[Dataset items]
►
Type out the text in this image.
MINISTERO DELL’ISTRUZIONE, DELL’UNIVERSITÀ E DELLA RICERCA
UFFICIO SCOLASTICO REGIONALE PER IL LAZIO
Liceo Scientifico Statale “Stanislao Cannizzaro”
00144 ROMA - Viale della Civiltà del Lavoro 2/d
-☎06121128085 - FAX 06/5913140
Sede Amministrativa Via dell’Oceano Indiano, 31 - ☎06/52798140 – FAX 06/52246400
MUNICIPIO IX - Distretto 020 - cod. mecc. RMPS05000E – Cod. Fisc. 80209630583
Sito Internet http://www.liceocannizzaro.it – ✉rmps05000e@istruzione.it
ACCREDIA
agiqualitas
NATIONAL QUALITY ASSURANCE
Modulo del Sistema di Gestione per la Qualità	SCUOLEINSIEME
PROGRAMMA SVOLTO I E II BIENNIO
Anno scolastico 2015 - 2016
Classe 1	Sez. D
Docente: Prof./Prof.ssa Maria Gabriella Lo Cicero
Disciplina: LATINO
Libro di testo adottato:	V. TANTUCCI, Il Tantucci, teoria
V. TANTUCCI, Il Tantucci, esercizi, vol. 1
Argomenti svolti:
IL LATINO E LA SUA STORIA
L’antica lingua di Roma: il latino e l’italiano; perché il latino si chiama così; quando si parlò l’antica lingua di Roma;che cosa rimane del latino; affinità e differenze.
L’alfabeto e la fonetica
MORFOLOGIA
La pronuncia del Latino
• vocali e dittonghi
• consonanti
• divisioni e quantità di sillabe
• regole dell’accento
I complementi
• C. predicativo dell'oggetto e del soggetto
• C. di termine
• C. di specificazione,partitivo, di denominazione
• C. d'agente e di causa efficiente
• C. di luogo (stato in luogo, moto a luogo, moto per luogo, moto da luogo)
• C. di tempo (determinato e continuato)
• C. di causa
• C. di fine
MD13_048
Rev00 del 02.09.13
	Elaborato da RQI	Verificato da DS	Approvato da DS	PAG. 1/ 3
◄
►
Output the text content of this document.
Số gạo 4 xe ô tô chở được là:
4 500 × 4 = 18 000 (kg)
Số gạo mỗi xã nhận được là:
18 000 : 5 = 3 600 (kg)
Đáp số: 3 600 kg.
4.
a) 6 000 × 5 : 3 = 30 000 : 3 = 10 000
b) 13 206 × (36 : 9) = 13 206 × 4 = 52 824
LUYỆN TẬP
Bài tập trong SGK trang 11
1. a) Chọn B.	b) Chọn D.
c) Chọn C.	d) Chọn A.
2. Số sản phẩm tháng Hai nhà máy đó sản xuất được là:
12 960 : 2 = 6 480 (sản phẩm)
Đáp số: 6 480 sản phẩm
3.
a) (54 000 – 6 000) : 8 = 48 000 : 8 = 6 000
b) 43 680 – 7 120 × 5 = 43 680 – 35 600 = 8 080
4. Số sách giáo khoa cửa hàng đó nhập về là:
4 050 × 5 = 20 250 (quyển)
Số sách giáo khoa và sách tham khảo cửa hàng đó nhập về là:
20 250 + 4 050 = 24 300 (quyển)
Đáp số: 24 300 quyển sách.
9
◄
In the entries above, locate every line with the word "phẩm" and copy it.

2. Số sản phẩm tháng Hai nhà máy đó sản xuất được là:
12 960 : 2 = 6 480 (sản phẩm)
Đáp số: 6 480 sản phẩm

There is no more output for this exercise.